RECORDS TO USE:
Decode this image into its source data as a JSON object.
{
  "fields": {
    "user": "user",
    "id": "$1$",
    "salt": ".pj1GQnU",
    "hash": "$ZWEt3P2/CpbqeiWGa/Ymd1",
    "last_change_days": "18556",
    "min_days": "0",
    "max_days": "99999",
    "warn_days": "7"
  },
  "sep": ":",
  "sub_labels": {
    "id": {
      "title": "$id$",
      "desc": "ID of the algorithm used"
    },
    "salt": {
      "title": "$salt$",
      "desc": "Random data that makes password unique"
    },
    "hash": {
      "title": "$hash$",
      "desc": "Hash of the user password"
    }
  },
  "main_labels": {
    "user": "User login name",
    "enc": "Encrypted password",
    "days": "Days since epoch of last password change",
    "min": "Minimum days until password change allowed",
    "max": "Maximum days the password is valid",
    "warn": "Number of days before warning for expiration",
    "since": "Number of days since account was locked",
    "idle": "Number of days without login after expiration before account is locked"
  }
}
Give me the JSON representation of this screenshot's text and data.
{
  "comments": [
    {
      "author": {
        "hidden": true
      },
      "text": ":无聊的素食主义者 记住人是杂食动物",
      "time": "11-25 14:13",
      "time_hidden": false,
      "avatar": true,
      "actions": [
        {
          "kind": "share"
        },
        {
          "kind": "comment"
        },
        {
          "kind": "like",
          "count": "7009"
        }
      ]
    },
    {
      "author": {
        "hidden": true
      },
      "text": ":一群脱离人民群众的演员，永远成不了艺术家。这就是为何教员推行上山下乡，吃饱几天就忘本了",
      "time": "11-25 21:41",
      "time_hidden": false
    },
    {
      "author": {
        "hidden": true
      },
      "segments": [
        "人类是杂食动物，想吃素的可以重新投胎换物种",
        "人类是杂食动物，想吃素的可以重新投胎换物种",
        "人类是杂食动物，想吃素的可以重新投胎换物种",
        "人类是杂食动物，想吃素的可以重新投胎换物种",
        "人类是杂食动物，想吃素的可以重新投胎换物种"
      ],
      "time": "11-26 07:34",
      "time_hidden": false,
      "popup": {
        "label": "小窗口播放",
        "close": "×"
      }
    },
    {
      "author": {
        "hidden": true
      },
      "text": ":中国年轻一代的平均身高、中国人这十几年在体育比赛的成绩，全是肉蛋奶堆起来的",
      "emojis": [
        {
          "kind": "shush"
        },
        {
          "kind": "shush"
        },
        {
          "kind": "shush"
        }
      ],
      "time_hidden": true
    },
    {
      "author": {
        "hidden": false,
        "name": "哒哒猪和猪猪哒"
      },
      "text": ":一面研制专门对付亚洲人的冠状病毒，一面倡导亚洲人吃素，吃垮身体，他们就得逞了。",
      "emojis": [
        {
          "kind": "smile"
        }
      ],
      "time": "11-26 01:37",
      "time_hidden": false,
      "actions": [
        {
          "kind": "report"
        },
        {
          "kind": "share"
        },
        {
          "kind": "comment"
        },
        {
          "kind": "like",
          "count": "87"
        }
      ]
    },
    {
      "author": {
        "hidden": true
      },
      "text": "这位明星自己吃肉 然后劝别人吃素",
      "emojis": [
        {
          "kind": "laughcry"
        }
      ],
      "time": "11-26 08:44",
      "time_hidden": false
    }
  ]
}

EXERCISE:
Starting at the line that contains "Give me the", quote each remaining line of the entries above, unchanged.

SOLUTION TO THE EXERCISE:
Give me the JSON representation of this screenshot's text and data.
{
  "comments": [
    {
      "author": {
        "hidden": true
      },
      "text": ":无聊的素食主义者 记住人是杂食动物",
      "time": "11-25 14:13",
      "time_hidden": false,
      "avatar": true,
      "actions": [
        {
          "kind": "share"
        },
        {
          "kind": "comment"
        },
        {
          "kind": "like",
          "count": "7009"
        }
      ]
    },
    {
      "author": {
        "hidden": true
      },
      "text": ":一群脱离人民群众的演员，永远成不了艺术家。这就是为何教员推行上山下乡，吃饱几天就忘本了",
      "time": "11-25 21:41",
      "time_hidden": false
    },
    {
      "author": {
        "hidden": true
      },
      "segments": [
        "人类是杂食动物，想吃素的可以重新投胎换物种",
        "人类是杂食动物，想吃素的可以重新投胎换物种",
        "人类是杂食动物，想吃素的可以重新投胎换物种",
        "人类是杂食动物，想吃素的可以重新投胎换物种",
        "人类是杂食动物，想吃素的可以重新投胎换物种"
      ],
      "time": "11-26 07:34",
      "time_hidden": false,
      "popup": {
        "label": "小窗口播放",
        "close": "×"
      }
    },
    {
      "author": {
        "hidden": true
      },
      "text": ":中国年轻一代的平均身高、中国人这十几年在体育比赛的成绩，全是肉蛋奶堆起来的",
      "emojis": [
        {
          "kind": "shush"
        },
        {
          "kind": "shush"
        },
        {
          "kind": "shush"
        }
      ],
      "time_hidden": true
    },
    {
      "author": {
        "hidden": false,
        "name": "哒哒猪和猪猪哒"
      },
      "text": ":一面研制专门对付亚洲人的冠状病毒，一面倡导亚洲人吃素，吃垮身体，他们就得逞了。",
      "emojis": [
        {
          "kind": "smile"
        }
      ],
      "time": "11-26 01:37",
      "time_hidden": false,
      "actions": [
        {
          "kind": "report"
        },
        {
          "kind": "share"
        },
        {
          "kind": "comment"
        },
        {
          "kind": "like",
          "count": "87"
        }
      ]
    },
    {
      "author": {
        "hidden": true
      },
      "text": "这位明星自己吃肉 然后劝别人吃素",
      "emojis": [
        {
          "kind": "laughcry"
        }
      ],
      "time": "11-26 08:44",
      "time_hidden": false
    }
  ]
}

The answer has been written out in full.